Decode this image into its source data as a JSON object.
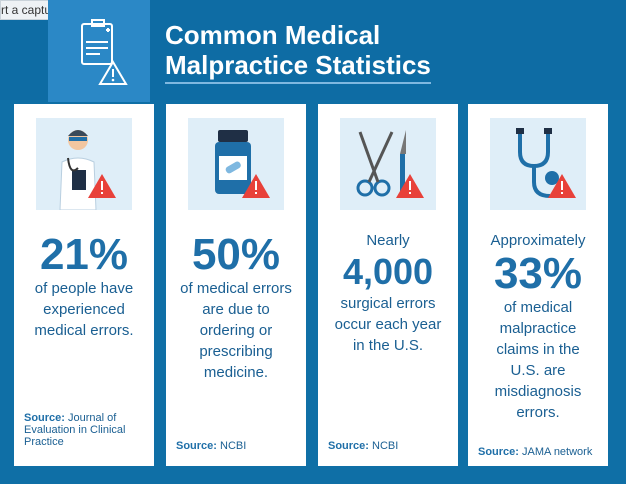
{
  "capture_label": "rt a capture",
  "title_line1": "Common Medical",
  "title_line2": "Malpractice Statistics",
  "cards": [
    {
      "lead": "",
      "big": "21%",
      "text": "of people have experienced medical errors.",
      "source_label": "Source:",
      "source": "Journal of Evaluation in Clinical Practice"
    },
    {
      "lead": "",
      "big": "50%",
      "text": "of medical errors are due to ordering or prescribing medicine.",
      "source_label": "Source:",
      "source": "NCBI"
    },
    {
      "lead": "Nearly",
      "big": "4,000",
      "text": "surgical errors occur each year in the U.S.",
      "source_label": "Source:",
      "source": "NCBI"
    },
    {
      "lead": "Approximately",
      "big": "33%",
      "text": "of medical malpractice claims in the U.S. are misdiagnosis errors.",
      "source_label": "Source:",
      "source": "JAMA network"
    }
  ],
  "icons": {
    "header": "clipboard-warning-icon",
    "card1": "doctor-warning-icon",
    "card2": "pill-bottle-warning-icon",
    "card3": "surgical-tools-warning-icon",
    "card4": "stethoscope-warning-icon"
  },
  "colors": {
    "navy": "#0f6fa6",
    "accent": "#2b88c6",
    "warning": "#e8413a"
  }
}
○ ○ ○
◆ **REQUIREMENT**: Go through the listing above and write it out again exactly, dropping the pictures.

◆ **WRITTEN ANSWER**:
Decode this image into its source data as a JSON object.
{
  "capture_label": "rt a capture",
  "title_line1": "Common Medical",
  "title_line2": "Malpractice Statistics",
  "cards": [
    {
      "lead": "",
      "big": "21%",
      "text": "of people have experienced medical errors.",
      "source_label": "Source:",
      "source": "Journal of Evaluation in Clinical Practice"
    },
    {
      "lead": "",
      "big": "50%",
      "text": "of medical errors are due to ordering or prescribing medicine.",
      "source_label": "Source:",
      "source": "NCBI"
    },
    {
      "lead": "Nearly",
      "big": "4,000",
      "text": "surgical errors occur each year in the U.S.",
      "source_label": "Source:",
      "source": "NCBI"
    },
    {
      "lead": "Approximately",
      "big": "33%",
      "text": "of medical malpractice claims in the U.S. are misdiagnosis errors.",
      "source_label": "Source:",
      "source": "JAMA network"
    }
  ],
  "icons": {
    "header": "clipboard-warning-icon",
    "card1": "doctor-warning-icon",
    "card2": "pill-bottle-warning-icon",
    "card3": "surgical-tools-warning-icon",
    "card4": "stethoscope-warning-icon"
  },
  "colors": {
    "navy": "#0f6fa6",
    "accent": "#2b88c6",
    "warning": "#e8413a"
  }
}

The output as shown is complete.